__To be done__: Write down each entry again, exactly as it reads.

__Information provided__:
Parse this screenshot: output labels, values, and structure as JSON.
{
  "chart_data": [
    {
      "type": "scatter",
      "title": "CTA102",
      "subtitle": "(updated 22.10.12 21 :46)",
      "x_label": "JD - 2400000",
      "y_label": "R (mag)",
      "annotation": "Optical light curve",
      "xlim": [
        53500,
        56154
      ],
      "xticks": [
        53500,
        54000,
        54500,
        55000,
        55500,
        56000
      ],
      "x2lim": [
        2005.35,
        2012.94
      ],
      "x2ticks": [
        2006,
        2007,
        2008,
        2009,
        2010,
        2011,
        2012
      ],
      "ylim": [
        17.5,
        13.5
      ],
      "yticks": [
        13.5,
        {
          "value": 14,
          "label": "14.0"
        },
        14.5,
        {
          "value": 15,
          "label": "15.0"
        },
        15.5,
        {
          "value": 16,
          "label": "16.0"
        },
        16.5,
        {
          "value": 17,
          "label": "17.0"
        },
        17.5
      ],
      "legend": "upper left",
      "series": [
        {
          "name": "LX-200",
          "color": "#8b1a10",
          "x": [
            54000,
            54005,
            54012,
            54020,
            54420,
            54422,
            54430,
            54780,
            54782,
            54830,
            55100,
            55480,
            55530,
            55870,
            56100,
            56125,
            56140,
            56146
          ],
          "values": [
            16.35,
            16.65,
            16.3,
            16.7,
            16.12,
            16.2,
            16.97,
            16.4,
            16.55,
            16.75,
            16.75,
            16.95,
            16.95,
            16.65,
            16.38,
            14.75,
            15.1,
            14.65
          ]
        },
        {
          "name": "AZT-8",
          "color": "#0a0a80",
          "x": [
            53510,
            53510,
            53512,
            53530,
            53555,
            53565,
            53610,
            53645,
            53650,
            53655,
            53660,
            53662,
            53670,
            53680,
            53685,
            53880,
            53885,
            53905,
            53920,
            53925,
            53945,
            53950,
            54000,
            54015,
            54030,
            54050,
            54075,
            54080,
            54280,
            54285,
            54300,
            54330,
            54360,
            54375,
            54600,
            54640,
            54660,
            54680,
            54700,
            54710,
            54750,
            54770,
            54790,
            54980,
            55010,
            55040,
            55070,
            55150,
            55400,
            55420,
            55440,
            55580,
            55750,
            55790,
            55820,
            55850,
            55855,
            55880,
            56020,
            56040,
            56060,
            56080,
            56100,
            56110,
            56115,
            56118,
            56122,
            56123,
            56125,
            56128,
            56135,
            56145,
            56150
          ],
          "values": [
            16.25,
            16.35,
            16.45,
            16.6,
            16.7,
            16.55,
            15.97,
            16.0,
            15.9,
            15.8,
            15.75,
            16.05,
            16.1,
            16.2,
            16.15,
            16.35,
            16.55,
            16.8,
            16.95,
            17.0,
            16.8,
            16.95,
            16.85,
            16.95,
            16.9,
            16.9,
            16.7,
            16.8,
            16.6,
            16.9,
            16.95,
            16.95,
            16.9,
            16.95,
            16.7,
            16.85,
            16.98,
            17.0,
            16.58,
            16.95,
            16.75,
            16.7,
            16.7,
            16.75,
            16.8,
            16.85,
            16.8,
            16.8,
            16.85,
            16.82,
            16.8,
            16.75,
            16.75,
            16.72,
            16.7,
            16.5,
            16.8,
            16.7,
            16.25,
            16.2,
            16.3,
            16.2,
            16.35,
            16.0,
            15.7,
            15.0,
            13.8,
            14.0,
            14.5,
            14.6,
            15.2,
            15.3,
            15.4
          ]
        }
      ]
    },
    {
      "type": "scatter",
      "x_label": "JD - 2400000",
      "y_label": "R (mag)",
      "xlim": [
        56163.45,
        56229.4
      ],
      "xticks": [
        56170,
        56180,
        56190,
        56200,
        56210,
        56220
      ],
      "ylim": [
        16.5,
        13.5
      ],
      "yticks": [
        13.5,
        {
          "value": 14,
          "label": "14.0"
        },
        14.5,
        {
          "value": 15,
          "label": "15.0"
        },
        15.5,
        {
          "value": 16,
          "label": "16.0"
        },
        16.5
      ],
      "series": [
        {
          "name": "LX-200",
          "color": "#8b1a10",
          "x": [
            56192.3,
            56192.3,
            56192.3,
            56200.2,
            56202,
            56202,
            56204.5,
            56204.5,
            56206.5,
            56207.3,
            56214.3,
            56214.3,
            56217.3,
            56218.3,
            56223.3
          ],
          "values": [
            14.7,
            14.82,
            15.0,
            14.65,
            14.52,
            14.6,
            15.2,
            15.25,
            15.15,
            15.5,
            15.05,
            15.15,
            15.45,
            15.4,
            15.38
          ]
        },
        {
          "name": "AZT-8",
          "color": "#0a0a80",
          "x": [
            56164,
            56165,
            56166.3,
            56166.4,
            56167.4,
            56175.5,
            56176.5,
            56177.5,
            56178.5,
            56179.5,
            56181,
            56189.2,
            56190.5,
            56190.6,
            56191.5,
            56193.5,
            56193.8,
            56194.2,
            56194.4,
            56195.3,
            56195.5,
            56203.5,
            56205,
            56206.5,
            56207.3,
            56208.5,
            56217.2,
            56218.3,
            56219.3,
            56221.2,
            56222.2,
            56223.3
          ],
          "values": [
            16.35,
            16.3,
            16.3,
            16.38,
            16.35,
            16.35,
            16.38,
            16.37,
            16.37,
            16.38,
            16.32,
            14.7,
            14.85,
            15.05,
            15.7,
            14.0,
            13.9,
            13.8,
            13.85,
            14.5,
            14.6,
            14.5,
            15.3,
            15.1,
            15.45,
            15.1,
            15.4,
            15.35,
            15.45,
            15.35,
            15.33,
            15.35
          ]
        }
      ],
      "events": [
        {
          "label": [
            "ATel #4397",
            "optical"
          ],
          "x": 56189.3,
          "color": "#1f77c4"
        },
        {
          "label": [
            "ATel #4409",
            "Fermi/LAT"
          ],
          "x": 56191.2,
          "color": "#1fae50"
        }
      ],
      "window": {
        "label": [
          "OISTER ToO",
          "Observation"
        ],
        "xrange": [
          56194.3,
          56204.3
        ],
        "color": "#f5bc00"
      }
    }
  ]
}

__Answer to the exercise__:
Parse this screenshot: output labels, values, and structure as JSON.
{
  "chart_data": [
    {
      "type": "scatter",
      "title": "CTA102",
      "subtitle": "(updated 22.10.12 21 :46)",
      "x_label": "JD - 2400000",
      "y_label": "R (mag)",
      "annotation": "Optical light curve",
      "xlim": [
        53500,
        56154
      ],
      "xticks": [
        53500,
        54000,
        54500,
        55000,
        55500,
        56000
      ],
      "x2lim": [
        2005.35,
        2012.94
      ],
      "x2ticks": [
        2006,
        2007,
        2008,
        2009,
        2010,
        2011,
        2012
      ],
      "ylim": [
        17.5,
        13.5
      ],
      "yticks": [
        13.5,
        {
          "value": 14,
          "label": "14.0"
        },
        14.5,
        {
          "value": 15,
          "label": "15.0"
        },
        15.5,
        {
          "value": 16,
          "label": "16.0"
        },
        16.5,
        {
          "value": 17,
          "label": "17.0"
        },
        17.5
      ],
      "legend": "upper left",
      "series": [
        {
          "name": "LX-200",
          "color": "#8b1a10",
          "x": [
            54000,
            54005,
            54012,
            54020,
            54420,
            54422,
            54430,
            54780,
            54782,
            54830,
            55100,
            55480,
            55530,
            55870,
            56100,
            56125,
            56140,
            56146
          ],
          "values": [
            16.35,
            16.65,
            16.3,
            16.7,
            16.12,
            16.2,
            16.97,
            16.4,
            16.55,
            16.75,
            16.75,
            16.95,
            16.95,
            16.65,
            16.38,
            14.75,
            15.1,
            14.65
          ]
        },
        {
          "name": "AZT-8",
          "color": "#0a0a80",
          "x": [
            53510,
            53510,
            53512,
            53530,
            53555,
            53565,
            53610,
            53645,
            53650,
            53655,
            53660,
            53662,
            53670,
            53680,
            53685,
            53880,
            53885,
            53905,
            53920,
            53925,
            53945,
            53950,
            54000,
            54015,
            54030,
            54050,
            54075,
            54080,
            54280,
            54285,
            54300,
            54330,
            54360,
            54375,
            54600,
            54640,
            54660,
            54680,
            54700,
            54710,
            54750,
            54770,
            54790,
            54980,
            55010,
            55040,
            55070,
            55150,
            55400,
            55420,
            55440,
            55580,
            55750,
            55790,
            55820,
            55850,
            55855,
            55880,
            56020,
            56040,
            56060,
            56080,
            56100,
            56110,
            56115,
            56118,
            56122,
            56123,
            56125,
            56128,
            56135,
            56145,
            56150
          ],
          "values": [
            16.25,
            16.35,
            16.45,
            16.6,
            16.7,
            16.55,
            15.97,
            16.0,
            15.9,
            15.8,
            15.75,
            16.05,
            16.1,
            16.2,
            16.15,
            16.35,
            16.55,
            16.8,
            16.95,
            17.0,
            16.8,
            16.95,
            16.85,
            16.95,
            16.9,
            16.9,
            16.7,
            16.8,
            16.6,
            16.9,
            16.95,
            16.95,
            16.9,
            16.95,
            16.7,
            16.85,
            16.98,
            17.0,
            16.58,
            16.95,
            16.75,
            16.7,
            16.7,
            16.75,
            16.8,
            16.85,
            16.8,
            16.8,
            16.85,
            16.82,
            16.8,
            16.75,
            16.75,
            16.72,
            16.7,
            16.5,
            16.8,
            16.7,
            16.25,
            16.2,
            16.3,
            16.2,
            16.35,
            16.0,
            15.7,
            15.0,
            13.8,
            14.0,
            14.5,
            14.6,
            15.2,
            15.3,
            15.4
          ]
        }
      ]
    },
    {
      "type": "scatter",
      "x_label": "JD - 2400000",
      "y_label": "R (mag)",
      "xlim": [
        56163.45,
        56229.4
      ],
      "xticks": [
        56170,
        56180,
        56190,
        56200,
        56210,
        56220
      ],
      "ylim": [
        16.5,
        13.5
      ],
      "yticks": [
        13.5,
        {
          "value": 14,
          "label": "14.0"
        },
        14.5,
        {
          "value": 15,
          "label": "15.0"
        },
        15.5,
        {
          "value": 16,
          "label": "16.0"
        },
        16.5
      ],
      "series": [
        {
          "name": "LX-200",
          "color": "#8b1a10",
          "x": [
            56192.3,
            56192.3,
            56192.3,
            56200.2,
            56202,
            56202,
            56204.5,
            56204.5,
            56206.5,
            56207.3,
            56214.3,
            56214.3,
            56217.3,
            56218.3,
            56223.3
          ],
          "values": [
            14.7,
            14.82,
            15.0,
            14.65,
            14.52,
            14.6,
            15.2,
            15.25,
            15.15,
            15.5,
            15.05,
            15.15,
            15.45,
            15.4,
            15.38
          ]
        },
        {
          "name": "AZT-8",
          "color": "#0a0a80",
          "x": [
            56164,
            56165,
            56166.3,
            56166.4,
            56167.4,
            56175.5,
            56176.5,
            56177.5,
            56178.5,
            56179.5,
            56181,
            56189.2,
            56190.5,
            56190.6,
            56191.5,
            56193.5,
            56193.8,
            56194.2,
            56194.4,
            56195.3,
            56195.5,
            56203.5,
            56205,
            56206.5,
            56207.3,
            56208.5,
            56217.2,
            56218.3,
            56219.3,
            56221.2,
            56222.2,
            56223.3
          ],
          "values": [
            16.35,
            16.3,
            16.3,
            16.38,
            16.35,
            16.35,
            16.38,
            16.37,
            16.37,
            16.38,
            16.32,
            14.7,
            14.85,
            15.05,
            15.7,
            14.0,
            13.9,
            13.8,
            13.85,
            14.5,
            14.6,
            14.5,
            15.3,
            15.1,
            15.45,
            15.1,
            15.4,
            15.35,
            15.45,
            15.35,
            15.33,
            15.35
          ]
        }
      ],
      "events": [
        {
          "label": [
            "ATel #4397",
            "optical"
          ],
          "x": 56189.3,
          "color": "#1f77c4"
        },
        {
          "label": [
            "ATel #4409",
            "Fermi/LAT"
          ],
          "x": 56191.2,
          "color": "#1fae50"
        }
      ],
      "window": {
        "label": [
          "OISTER ToO",
          "Observation"
        ],
        "xrange": [
          56194.3,
          56204.3
        ],
        "color": "#f5bc00"
      }
    }
  ]
}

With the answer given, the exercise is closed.